A block of data:
--------------------------------------------------

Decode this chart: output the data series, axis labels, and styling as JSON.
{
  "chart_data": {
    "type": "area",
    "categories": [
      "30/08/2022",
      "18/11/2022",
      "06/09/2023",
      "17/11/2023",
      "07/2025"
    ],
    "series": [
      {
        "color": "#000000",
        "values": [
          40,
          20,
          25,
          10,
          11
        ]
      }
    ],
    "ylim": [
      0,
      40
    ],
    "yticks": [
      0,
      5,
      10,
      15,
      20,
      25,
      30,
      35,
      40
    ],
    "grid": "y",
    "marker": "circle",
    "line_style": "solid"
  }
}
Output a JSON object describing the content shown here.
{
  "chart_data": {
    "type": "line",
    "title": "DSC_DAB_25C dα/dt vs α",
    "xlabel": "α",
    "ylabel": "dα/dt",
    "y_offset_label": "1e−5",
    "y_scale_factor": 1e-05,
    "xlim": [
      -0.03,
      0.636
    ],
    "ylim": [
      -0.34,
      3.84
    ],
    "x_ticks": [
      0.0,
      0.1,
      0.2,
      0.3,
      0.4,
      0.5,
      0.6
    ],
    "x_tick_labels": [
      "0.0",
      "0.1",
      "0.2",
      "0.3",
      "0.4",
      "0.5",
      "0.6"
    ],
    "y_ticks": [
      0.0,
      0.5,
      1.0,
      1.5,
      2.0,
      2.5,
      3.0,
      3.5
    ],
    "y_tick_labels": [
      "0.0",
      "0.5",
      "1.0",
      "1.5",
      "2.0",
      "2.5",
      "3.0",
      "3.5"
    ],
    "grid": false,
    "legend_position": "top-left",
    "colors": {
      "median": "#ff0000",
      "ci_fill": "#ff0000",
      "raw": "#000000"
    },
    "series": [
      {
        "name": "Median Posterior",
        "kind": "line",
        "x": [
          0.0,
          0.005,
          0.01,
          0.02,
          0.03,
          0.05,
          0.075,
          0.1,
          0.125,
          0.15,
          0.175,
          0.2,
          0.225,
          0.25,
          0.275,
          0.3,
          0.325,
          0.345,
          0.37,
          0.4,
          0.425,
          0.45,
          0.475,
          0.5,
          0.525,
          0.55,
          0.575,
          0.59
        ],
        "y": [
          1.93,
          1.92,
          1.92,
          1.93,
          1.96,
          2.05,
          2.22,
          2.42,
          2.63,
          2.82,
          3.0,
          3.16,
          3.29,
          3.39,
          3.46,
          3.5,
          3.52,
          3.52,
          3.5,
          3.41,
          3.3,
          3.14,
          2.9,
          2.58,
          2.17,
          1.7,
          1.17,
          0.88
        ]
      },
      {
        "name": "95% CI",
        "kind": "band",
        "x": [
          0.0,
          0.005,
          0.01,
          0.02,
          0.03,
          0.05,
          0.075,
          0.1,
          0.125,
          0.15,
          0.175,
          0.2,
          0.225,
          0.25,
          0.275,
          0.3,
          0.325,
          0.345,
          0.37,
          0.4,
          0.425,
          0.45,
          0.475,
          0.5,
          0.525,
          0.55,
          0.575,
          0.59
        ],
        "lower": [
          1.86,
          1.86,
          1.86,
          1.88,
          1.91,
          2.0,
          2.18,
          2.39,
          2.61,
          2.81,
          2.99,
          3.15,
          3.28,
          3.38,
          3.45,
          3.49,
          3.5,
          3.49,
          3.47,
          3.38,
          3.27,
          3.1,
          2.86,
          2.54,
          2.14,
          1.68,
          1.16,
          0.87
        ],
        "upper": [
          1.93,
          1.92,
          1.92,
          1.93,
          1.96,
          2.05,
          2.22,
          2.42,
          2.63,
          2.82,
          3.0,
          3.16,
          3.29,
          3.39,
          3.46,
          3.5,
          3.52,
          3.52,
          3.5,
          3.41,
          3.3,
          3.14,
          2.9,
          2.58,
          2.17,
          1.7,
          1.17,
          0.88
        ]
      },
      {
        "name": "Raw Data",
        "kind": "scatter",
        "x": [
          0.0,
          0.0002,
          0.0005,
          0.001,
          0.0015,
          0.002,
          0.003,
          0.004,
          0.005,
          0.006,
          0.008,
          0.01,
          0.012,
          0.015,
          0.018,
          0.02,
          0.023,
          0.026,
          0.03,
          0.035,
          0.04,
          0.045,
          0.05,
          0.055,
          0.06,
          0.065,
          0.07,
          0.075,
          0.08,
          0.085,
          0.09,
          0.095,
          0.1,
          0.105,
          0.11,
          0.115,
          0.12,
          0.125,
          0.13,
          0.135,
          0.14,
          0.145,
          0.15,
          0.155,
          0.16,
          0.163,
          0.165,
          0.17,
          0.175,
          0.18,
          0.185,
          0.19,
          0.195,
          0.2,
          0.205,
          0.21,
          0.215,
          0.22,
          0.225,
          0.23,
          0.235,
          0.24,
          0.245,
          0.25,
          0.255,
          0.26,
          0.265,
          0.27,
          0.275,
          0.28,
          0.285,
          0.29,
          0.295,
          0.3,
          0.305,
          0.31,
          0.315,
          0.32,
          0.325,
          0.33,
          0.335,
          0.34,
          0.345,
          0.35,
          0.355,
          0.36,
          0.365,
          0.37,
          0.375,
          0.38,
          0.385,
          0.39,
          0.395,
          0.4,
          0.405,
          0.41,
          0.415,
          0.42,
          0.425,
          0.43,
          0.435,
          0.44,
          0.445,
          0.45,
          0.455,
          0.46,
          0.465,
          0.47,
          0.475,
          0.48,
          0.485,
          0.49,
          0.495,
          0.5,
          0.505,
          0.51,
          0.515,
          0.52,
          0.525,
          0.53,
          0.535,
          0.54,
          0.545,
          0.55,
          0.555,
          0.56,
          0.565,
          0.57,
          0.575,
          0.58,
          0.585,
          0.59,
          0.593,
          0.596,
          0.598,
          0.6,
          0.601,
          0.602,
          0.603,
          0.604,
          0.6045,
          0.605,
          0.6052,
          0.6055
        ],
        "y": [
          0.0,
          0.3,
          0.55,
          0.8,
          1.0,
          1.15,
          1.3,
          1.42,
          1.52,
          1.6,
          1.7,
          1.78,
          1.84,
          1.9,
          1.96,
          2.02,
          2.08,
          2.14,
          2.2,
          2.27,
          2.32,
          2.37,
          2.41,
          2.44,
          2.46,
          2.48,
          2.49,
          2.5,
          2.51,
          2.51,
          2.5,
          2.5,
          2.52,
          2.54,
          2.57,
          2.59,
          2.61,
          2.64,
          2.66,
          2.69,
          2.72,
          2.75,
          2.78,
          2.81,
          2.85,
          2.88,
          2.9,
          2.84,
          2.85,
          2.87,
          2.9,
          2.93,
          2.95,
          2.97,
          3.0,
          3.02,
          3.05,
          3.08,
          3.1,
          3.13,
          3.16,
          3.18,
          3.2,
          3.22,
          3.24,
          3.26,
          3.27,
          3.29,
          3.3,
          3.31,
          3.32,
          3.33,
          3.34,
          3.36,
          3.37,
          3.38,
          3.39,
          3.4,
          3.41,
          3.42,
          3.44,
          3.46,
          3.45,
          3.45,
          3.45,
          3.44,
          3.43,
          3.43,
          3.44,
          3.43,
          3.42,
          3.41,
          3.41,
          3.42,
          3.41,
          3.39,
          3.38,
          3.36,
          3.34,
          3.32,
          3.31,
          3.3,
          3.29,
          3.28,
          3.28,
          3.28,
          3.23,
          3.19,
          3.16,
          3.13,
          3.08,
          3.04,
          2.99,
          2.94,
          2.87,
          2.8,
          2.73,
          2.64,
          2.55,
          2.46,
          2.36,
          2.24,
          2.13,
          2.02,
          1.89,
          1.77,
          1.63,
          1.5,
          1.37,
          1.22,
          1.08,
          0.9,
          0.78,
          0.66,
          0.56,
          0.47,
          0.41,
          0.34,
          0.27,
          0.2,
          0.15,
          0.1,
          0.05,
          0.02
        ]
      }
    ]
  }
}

--------------------------------------------------

▸ AIM OF THE TASK
Take the entries above and transcribe them exactly.

▸ COMPLETED EXERCISE
Decode this chart: output the data series, axis labels, and styling as JSON.
{
  "chart_data": {
    "type": "area",
    "categories": [
      "30/08/2022",
      "18/11/2022",
      "06/09/2023",
      "17/11/2023",
      "07/2025"
    ],
    "series": [
      {
        "color": "#000000",
        "values": [
          40,
          20,
          25,
          10,
          11
        ]
      }
    ],
    "ylim": [
      0,
      40
    ],
    "yticks": [
      0,
      5,
      10,
      15,
      20,
      25,
      30,
      35,
      40
    ],
    "grid": "y",
    "marker": "circle",
    "line_style": "solid"
  }
}
Output a JSON object describing the content shown here.
{
  "chart_data": {
    "type": "line",
    "title": "DSC_DAB_25C dα/dt vs α",
    "xlabel": "α",
    "ylabel": "dα/dt",
    "y_offset_label": "1e−5",
    "y_scale_factor": 1e-05,
    "xlim": [
      -0.03,
      0.636
    ],
    "ylim": [
      -0.34,
      3.84
    ],
    "x_ticks": [
      0.0,
      0.1,
      0.2,
      0.3,
      0.4,
      0.5,
      0.6
    ],
    "x_tick_labels": [
      "0.0",
      "0.1",
      "0.2",
      "0.3",
      "0.4",
      "0.5",
      "0.6"
    ],
    "y_ticks": [
      0.0,
      0.5,
      1.0,
      1.5,
      2.0,
      2.5,
      3.0,
      3.5
    ],
    "y_tick_labels": [
      "0.0",
      "0.5",
      "1.0",
      "1.5",
      "2.0",
      "2.5",
      "3.0",
      "3.5"
    ],
    "grid": false,
    "legend_position": "top-left",
    "colors": {
      "median": "#ff0000",
      "ci_fill": "#ff0000",
      "raw": "#000000"
    },
    "series": [
      {
        "name": "Median Posterior",
        "kind": "line",
        "x": [
          0.0,
          0.005,
          0.01,
          0.02,
          0.03,
          0.05,
          0.075,
          0.1,
          0.125,
          0.15,
          0.175,
          0.2,
          0.225,
          0.25,
          0.275,
          0.3,
          0.325,
          0.345,
          0.37,
          0.4,
          0.425,
          0.45,
          0.475,
          0.5,
          0.525,
          0.55,
          0.575,
          0.59
        ],
        "y": [
          1.93,
          1.92,
          1.92,
          1.93,
          1.96,
          2.05,
          2.22,
          2.42,
          2.63,
          2.82,
          3.0,
          3.16,
          3.29,
          3.39,
          3.46,
          3.5,
          3.52,
          3.52,
          3.5,
          3.41,
          3.3,
          3.14,
          2.9,
          2.58,
          2.17,
          1.7,
          1.17,
          0.88
        ]
      },
      {
        "name": "95% CI",
        "kind": "band",
        "x": [
          0.0,
          0.005,
          0.01,
          0.02,
          0.03,
          0.05,
          0.075,
          0.1,
          0.125,
          0.15,
          0.175,
          0.2,
          0.225,
          0.25,
          0.275,
          0.3,
          0.325,
          0.345,
          0.37,
          0.4,
          0.425,
          0.45,
          0.475,
          0.5,
          0.525,
          0.55,
          0.575,
          0.59
        ],
        "lower": [
          1.86,
          1.86,
          1.86,
          1.88,
          1.91,
          2.0,
          2.18,
          2.39,
          2.61,
          2.81,
          2.99,
          3.15,
          3.28,
          3.38,
          3.45,
          3.49,
          3.5,
          3.49,
          3.47,
          3.38,
          3.27,
          3.1,
          2.86,
          2.54,
          2.14,
          1.68,
          1.16,
          0.87
        ],
        "upper": [
          1.93,
          1.92,
          1.92,
          1.93,
          1.96,
          2.05,
          2.22,
          2.42,
          2.63,
          2.82,
          3.0,
          3.16,
          3.29,
          3.39,
          3.46,
          3.5,
          3.52,
          3.52,
          3.5,
          3.41,
          3.3,
          3.14,
          2.9,
          2.58,
          2.17,
          1.7,
          1.17,
          0.88
        ]
      },
      {
        "name": "Raw Data",
        "kind": "scatter",
        "x": [
          0.0,
          0.0002,
          0.0005,
          0.001,
          0.0015,
          0.002,
          0.003,
          0.004,
          0.005,
          0.006,
          0.008,
          0.01,
          0.012,
          0.015,
          0.018,
          0.02,
          0.023,
          0.026,
          0.03,
          0.035,
          0.04,
          0.045,
          0.05,
          0.055,
          0.06,
          0.065,
          0.07,
          0.075,
          0.08,
          0.085,
          0.09,
          0.095,
          0.1,
          0.105,
          0.11,
          0.115,
          0.12,
          0.125,
          0.13,
          0.135,
          0.14,
          0.145,
          0.15,
          0.155,
          0.16,
          0.163,
          0.165,
          0.17,
          0.175,
          0.18,
          0.185,
          0.19,
          0.195,
          0.2,
          0.205,
          0.21,
          0.215,
          0.22,
          0.225,
          0.23,
          0.235,
          0.24,
          0.245,
          0.25,
          0.255,
          0.26,
          0.265,
          0.27,
          0.275,
          0.28,
          0.285,
          0.29,
          0.295,
          0.3,
          0.305,
          0.31,
          0.315,
          0.32,
          0.325,
          0.33,
          0.335,
          0.34,
          0.345,
          0.35,
          0.355,
          0.36,
          0.365,
          0.37,
          0.375,
          0.38,
          0.385,
          0.39,
          0.395,
          0.4,
          0.405,
          0.41,
          0.415,
          0.42,
          0.425,
          0.43,
          0.435,
          0.44,
          0.445,
          0.45,
          0.455,
          0.46,
          0.465,
          0.47,
          0.475,
          0.48,
          0.485,
          0.49,
          0.495,
          0.5,
          0.505,
          0.51,
          0.515,
          0.52,
          0.525,
          0.53,
          0.535,
          0.54,
          0.545,
          0.55,
          0.555,
          0.56,
          0.565,
          0.57,
          0.575,
          0.58,
          0.585,
          0.59,
          0.593,
          0.596,
          0.598,
          0.6,
          0.601,
          0.602,
          0.603,
          0.604,
          0.6045,
          0.605,
          0.6052,
          0.6055
        ],
        "y": [
          0.0,
          0.3,
          0.55,
          0.8,
          1.0,
          1.15,
          1.3,
          1.42,
          1.52,
          1.6,
          1.7,
          1.78,
          1.84,
          1.9,
          1.96,
          2.02,
          2.08,
          2.14,
          2.2,
          2.27,
          2.32,
          2.37,
          2.41,
          2.44,
          2.46,
          2.48,
          2.49,
          2.5,
          2.51,
          2.51,
          2.5,
          2.5,
          2.52,
          2.54,
          2.57,
          2.59,
          2.61,
          2.64,
          2.66,
          2.69,
          2.72,
          2.75,
          2.78,
          2.81,
          2.85,
          2.88,
          2.9,
          2.84,
          2.85,
          2.87,
          2.9,
          2.93,
          2.95,
          2.97,
          3.0,
          3.02,
          3.05,
          3.08,
          3.1,
          3.13,
          3.16,
          3.18,
          3.2,
          3.22,
          3.24,
          3.26,
          3.27,
          3.29,
          3.3,
          3.31,
          3.32,
          3.33,
          3.34,
          3.36,
          3.37,
          3.38,
          3.39,
          3.4,
          3.41,
          3.42,
          3.44,
          3.46,
          3.45,
          3.45,
          3.45,
          3.44,
          3.43,
          3.43,
          3.44,
          3.43,
          3.42,
          3.41,
          3.41,
          3.42,
          3.41,
          3.39,
          3.38,
          3.36,
          3.34,
          3.32,
          3.31,
          3.3,
          3.29,
          3.28,
          3.28,
          3.28,
          3.23,
          3.19,
          3.16,
          3.13,
          3.08,
          3.04,
          2.99,
          2.94,
          2.87,
          2.8,
          2.73,
          2.64,
          2.55,
          2.46,
          2.36,
          2.24,
          2.13,
          2.02,
          1.89,
          1.77,
          1.63,
          1.5,
          1.37,
          1.22,
          1.08,
          0.9,
          0.78,
          0.66,
          0.56,
          0.47,
          0.41,
          0.34,
          0.27,
          0.2,
          0.15,
          0.1,
          0.05,
          0.02
        ]
      }
    ]
  }
}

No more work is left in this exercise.